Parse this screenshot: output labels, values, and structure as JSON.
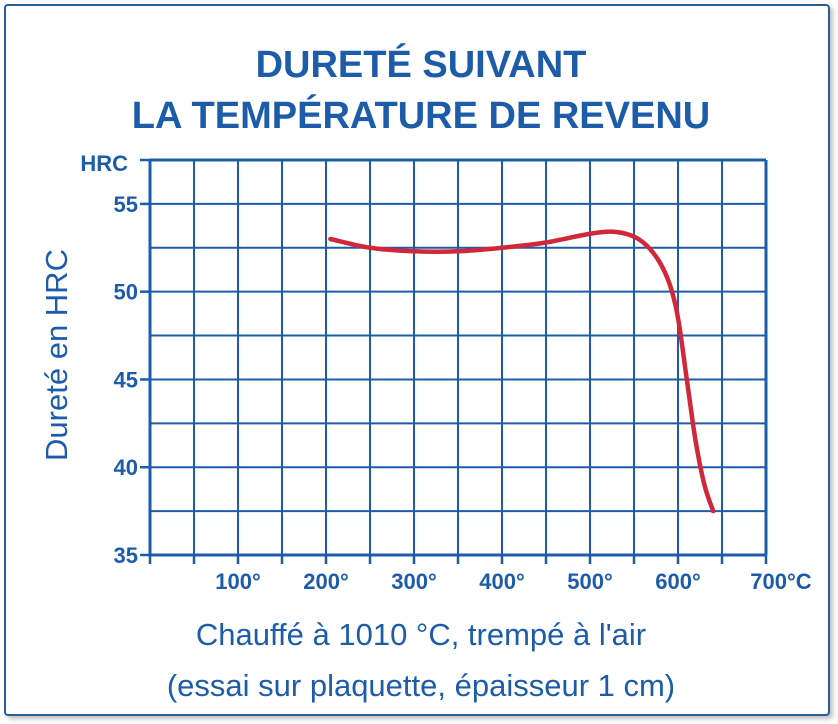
{
  "chart_data": {
    "type": "line",
    "title_lines": [
      "DURETÉ SUIVANT",
      "LA TEMPÉRATURE DE REVENU"
    ],
    "ylabel": "Dureté en HRC",
    "y_unit_label": "HRC",
    "xlabel_lines": [
      "Chauffé à 1010 °C, trempé à l'air",
      "(essai sur plaquette, épaisseur 1 cm)"
    ],
    "x_tick_labels": [
      "100°",
      "200°",
      "300°",
      "400°",
      "500°",
      "600°",
      "700°C"
    ],
    "x_tick_values": [
      100,
      200,
      300,
      400,
      500,
      600,
      700
    ],
    "y_tick_values": [
      35,
      40,
      45,
      50,
      55
    ],
    "xlim": [
      0,
      700
    ],
    "ylim": [
      35,
      57.5
    ],
    "grid": true,
    "colors": {
      "line": "#d0283a",
      "grid": "#1d5ca8",
      "text": "#1d5ca8"
    },
    "series": [
      {
        "x": [
          205,
          250,
          300,
          350,
          400,
          450,
          500,
          530,
          555,
          575,
          590,
          600,
          610,
          620,
          630,
          640
        ],
        "y": [
          53.0,
          52.5,
          52.3,
          52.3,
          52.5,
          52.8,
          53.3,
          53.4,
          53.0,
          52.0,
          50.5,
          48.5,
          45.0,
          41.5,
          39.0,
          37.5
        ]
      }
    ]
  }
}
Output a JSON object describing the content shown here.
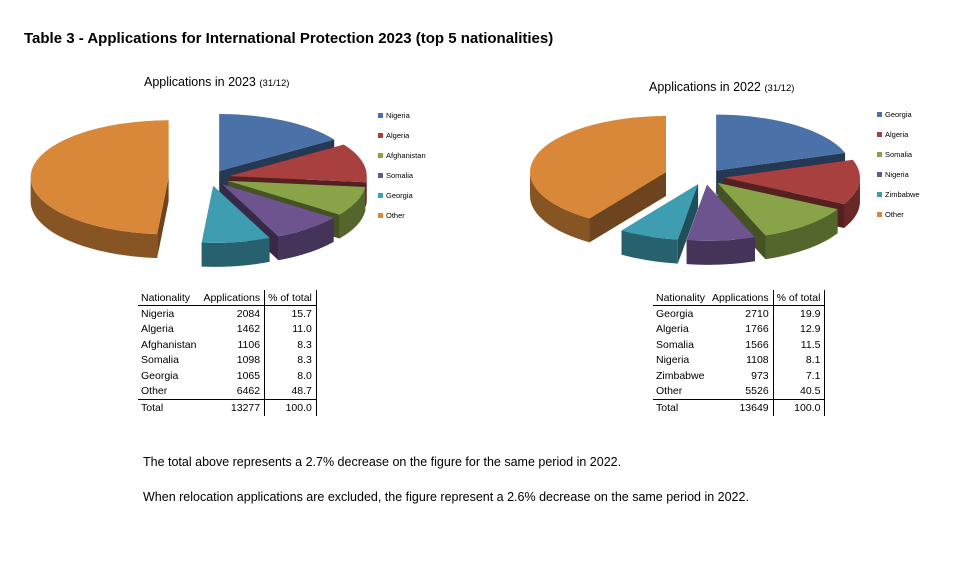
{
  "heading": "Table 3 - Applications for International Protection 2023 (top 5 nationalities)",
  "chart_data": [
    {
      "type": "pie",
      "title": "Applications in 2023",
      "subtitle": "(31/12)",
      "legend_position": "right",
      "labels": [
        "Nigeria",
        "Algeria",
        "Afghanistan",
        "Somalia",
        "Georgia",
        "Other"
      ],
      "values": [
        2084,
        1462,
        1106,
        1098,
        1065,
        6462
      ],
      "percent": [
        15.7,
        11.0,
        8.3,
        8.3,
        8.0,
        48.7
      ],
      "colors": [
        "#4a72a8",
        "#a84040",
        "#89a448",
        "#6e548f",
        "#3f9db2",
        "#d98839"
      ],
      "total": 13277
    },
    {
      "type": "pie",
      "title": "Applications in 2022",
      "subtitle": "(31/12)",
      "legend_position": "right",
      "labels": [
        "Georgia",
        "Algeria",
        "Somalia",
        "Nigeria",
        "Zimbabwe",
        "Other"
      ],
      "values": [
        2710,
        1766,
        1566,
        1108,
        973,
        5526
      ],
      "percent": [
        19.9,
        12.9,
        11.5,
        8.1,
        7.1,
        40.5
      ],
      "colors": [
        "#4a72a8",
        "#a84040",
        "#89a448",
        "#6e548f",
        "#3f9db2",
        "#d98839"
      ],
      "total": 13649
    }
  ],
  "tables": [
    {
      "headers": [
        "Nationality",
        "Applications",
        "% of total"
      ],
      "rows": [
        [
          "Nigeria",
          "2084",
          "15.7"
        ],
        [
          "Algeria",
          "1462",
          "11.0"
        ],
        [
          "Afghanistan",
          "1106",
          "8.3"
        ],
        [
          "Somalia",
          "1098",
          "8.3"
        ],
        [
          "Georgia",
          "1065",
          "8.0"
        ],
        [
          "Other",
          "6462",
          "48.7"
        ]
      ],
      "total": [
        "Total",
        "13277",
        "100.0"
      ]
    },
    {
      "headers": [
        "Nationality",
        "Applications",
        "% of total"
      ],
      "rows": [
        [
          "Georgia",
          "2710",
          "19.9"
        ],
        [
          "Algeria",
          "1766",
          "12.9"
        ],
        [
          "Somalia",
          "1566",
          "11.5"
        ],
        [
          "Nigeria",
          "1108",
          "8.1"
        ],
        [
          "Zimbabwe",
          "973",
          "7.1"
        ],
        [
          "Other",
          "5526",
          "40.5"
        ]
      ],
      "total": [
        "Total",
        "13649",
        "100.0"
      ]
    }
  ],
  "notes": [
    "The total above represents a 2.7% decrease on the figure for the same period in 2022.",
    "When relocation applications are excluded, the figure represent a 2.6% decrease on the same period in 2022."
  ]
}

+---+

> **EXERCISE**: All lines of the data above that include the word "decrease" must be shown.

> **ANSWER FOR THIS EXERCISE**:
    "The total above represents a 2.7% decrease on the figure for the same period in 2022.",
    "When relocation applications are excluded, the figure represent a 2.6% decrease on the same period in 2022."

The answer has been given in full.